===== MATERIAL PROVIDED =====
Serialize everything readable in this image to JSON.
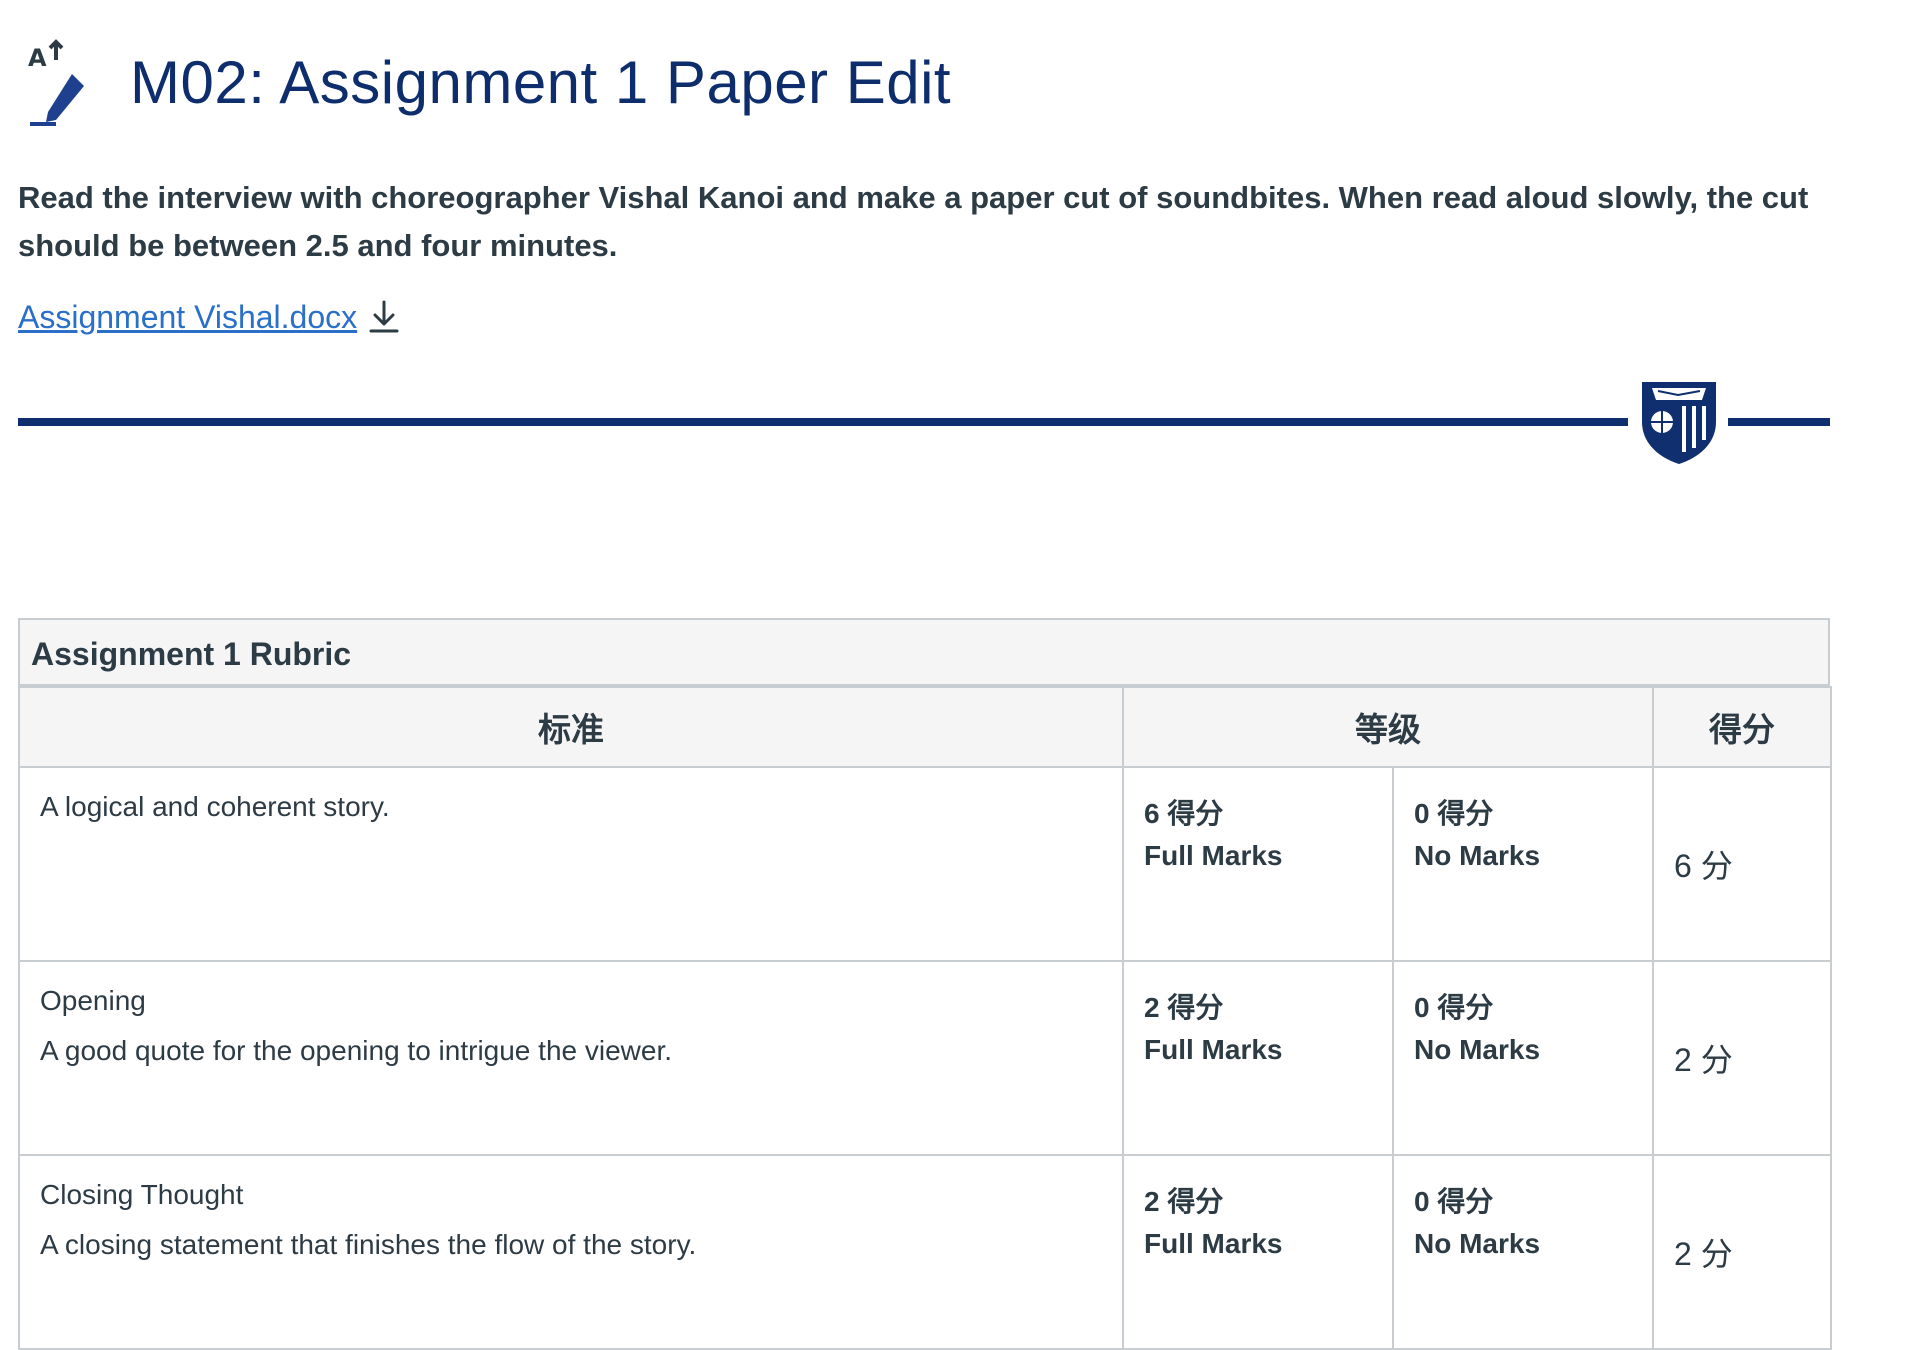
{
  "page": {
    "title": "M02: Assignment 1 Paper Edit",
    "intro": "Read the interview with choreographer Vishal Kanoi and make a paper cut of soundbites.  When read aloud slowly, the cut should be between 2.5 and four minutes.",
    "file_link": "Assignment Vishal.docx",
    "header_icon": "assignment-pencil-icon",
    "download_icon": "download-icon",
    "logo": "university-shield-logo"
  },
  "colors": {
    "title": "#0d2d6c",
    "divider": "#102f6e",
    "link": "#2a6fc9",
    "text": "#2d3b45",
    "table_border": "#c7cdd1",
    "table_header_bg": "#f5f5f5"
  },
  "rubric": {
    "caption": "Assignment 1 Rubric",
    "headers": {
      "criteria": "标准",
      "ratings": "等级",
      "points": "得分"
    },
    "rows": [
      {
        "title": "A logical and coherent story.",
        "description": "",
        "rating1_pts": "6 得分",
        "rating1_desc": "Full Marks",
        "rating2_pts": "0 得分",
        "rating2_desc": "No Marks",
        "points": "6 分"
      },
      {
        "title": "Opening",
        "description": "A good quote for the opening to intrigue the viewer.",
        "rating1_pts": "2 得分",
        "rating1_desc": "Full Marks",
        "rating2_pts": "0 得分",
        "rating2_desc": "No Marks",
        "points": "2 分"
      },
      {
        "title": "Closing Thought",
        "description": "A closing statement that finishes the flow of the story.",
        "rating1_pts": "2 得分",
        "rating1_desc": "Full Marks",
        "rating2_pts": "0 得分",
        "rating2_desc": "No Marks",
        "points": "2 分"
      }
    ]
  }
}
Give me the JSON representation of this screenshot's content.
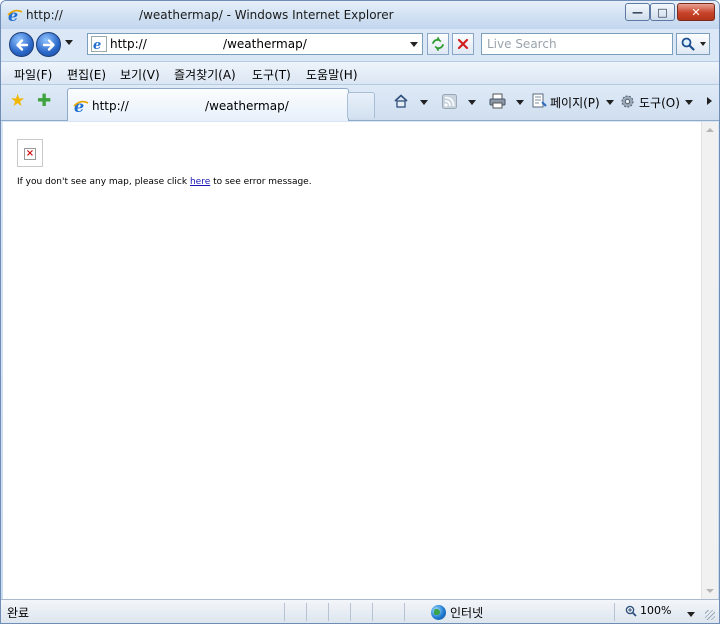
=====
* DO THIS
For each line in the data above that contains the string "JSON", extract the line.

* COMPLETE OUTPUT
Serialize everything readable in this image to JSON.
Give me the JSON representation of this screenshot's content.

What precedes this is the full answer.